> _Instructions_:
a - According to the article on textbook costs, how often does Tom Engel say a new edition would be plenty?
b - Continue the article on textbook costs, picking up after its final sentence.

Consumer group: Publish textbooks entirely online
“The Public Interest Research Group goes further, recommending that new books and new editions should be published entirely online to save on printing costs.” – The Seattle Post-Intelligencer.
The TeleRead take: Triggering these sentiments is a rise in student spending on textbooks. The National Association of College Stores says it rocketed from $619 in the 99-2000 school year to $807 in 2002-2003–or 30 percent in just three years. As reported in the PI:
The Public Interest Research Group, a national consumer and government watchdog organization, pins much of the blame for the high cost of books on publishers “producing new editions like clockwork” and “including expensive bells and whistles, such as CD-ROMs, that professors rarely find useful.”The research group’s California and Oregon chapters surveyed 156 faculty members and 521 students at 10 colleges in those states…
Tom Engel, a [University of Washington] chemistry professor who has led his department’s textbook-selection process, said a new edition every five years would be plenty.
“In my bookshelf in front of me, I see books in the seventh and eighth editions,” he said. “Hardly any of the changes they have made led to a substantial improvement in the book.”

Stored items

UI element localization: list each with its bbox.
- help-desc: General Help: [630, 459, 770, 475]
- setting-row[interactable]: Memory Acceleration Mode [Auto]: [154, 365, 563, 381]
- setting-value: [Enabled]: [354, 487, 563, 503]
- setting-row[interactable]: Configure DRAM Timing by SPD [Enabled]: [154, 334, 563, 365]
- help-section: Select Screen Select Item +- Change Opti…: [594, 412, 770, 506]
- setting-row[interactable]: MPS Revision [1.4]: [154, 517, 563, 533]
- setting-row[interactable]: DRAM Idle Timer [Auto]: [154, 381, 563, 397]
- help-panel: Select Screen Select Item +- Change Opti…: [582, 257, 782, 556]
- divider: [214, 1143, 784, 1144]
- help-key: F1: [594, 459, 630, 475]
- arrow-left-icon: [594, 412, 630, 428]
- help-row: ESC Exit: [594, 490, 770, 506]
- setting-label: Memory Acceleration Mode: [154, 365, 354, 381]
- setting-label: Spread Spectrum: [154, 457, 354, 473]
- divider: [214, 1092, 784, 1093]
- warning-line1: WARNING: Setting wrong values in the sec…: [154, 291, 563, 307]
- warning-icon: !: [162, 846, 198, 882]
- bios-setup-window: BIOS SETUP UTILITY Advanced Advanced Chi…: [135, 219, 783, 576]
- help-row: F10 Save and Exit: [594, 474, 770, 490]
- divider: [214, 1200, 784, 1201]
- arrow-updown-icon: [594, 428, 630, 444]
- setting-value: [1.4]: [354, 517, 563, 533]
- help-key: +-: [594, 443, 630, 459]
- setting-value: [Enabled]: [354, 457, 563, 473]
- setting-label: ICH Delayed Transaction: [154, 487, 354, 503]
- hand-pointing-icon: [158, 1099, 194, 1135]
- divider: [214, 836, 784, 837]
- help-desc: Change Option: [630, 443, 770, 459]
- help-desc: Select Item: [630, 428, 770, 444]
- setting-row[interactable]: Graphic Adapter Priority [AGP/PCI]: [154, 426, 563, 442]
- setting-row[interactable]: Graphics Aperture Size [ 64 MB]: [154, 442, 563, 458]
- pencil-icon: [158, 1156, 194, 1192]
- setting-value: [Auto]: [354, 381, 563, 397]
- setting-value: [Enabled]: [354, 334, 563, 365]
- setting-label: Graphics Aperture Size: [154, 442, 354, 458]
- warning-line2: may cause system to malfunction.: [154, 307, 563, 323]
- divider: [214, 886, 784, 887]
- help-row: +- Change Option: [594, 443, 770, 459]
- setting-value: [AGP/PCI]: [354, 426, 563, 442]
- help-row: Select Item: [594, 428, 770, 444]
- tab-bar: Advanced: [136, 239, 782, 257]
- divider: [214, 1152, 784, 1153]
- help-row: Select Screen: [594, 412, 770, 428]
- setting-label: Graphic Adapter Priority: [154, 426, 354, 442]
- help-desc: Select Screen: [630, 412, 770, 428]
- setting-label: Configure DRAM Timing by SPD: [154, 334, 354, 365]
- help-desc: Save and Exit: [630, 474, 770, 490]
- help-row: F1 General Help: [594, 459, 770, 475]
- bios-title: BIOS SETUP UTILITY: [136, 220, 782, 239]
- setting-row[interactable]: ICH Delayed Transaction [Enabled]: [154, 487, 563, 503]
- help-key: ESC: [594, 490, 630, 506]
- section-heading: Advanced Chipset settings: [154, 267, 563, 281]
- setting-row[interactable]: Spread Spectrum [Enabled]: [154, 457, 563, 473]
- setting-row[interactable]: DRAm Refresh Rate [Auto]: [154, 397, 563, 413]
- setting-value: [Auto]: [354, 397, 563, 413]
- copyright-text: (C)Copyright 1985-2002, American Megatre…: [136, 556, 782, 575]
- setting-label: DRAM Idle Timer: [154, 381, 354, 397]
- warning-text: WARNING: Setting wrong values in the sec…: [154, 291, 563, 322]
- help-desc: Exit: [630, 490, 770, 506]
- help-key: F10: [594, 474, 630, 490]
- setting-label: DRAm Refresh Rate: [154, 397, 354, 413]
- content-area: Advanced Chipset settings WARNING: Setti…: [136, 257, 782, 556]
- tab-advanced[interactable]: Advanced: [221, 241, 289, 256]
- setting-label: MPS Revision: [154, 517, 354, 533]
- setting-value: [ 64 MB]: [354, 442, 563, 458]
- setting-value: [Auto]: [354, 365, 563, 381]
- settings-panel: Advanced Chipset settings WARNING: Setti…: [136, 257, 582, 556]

> _Written answers_:
a - Every five years.

b -
Some professors say students can be spared some of the financial burden if new information for a book is posted on the Web or published separately as a low-cost update. Other critics say publishers need to create “no-frills” books that stick to the core subject matter and leave out the full-color illustrations and other options.
The Public Interest Research Group goes further, recommending that new books and new editions should be published entirely online to save on printing costs.
I myself love e-books but would hate to see the above scenario applied to all textbooks until tablet technology is cheaper and better. Some texts woud work out fine on PDAs right now. But at least some may be too complex visually even without the frills, and I’d rather not see students forced to read off desktop machines, which aren’t as comfortable to work with hour after hour. Needless to say, a coordinated TeleRead-style approach at the national level could expand the market by encouraging the production of low-cost tablet machines for students in K-12, not just higher education.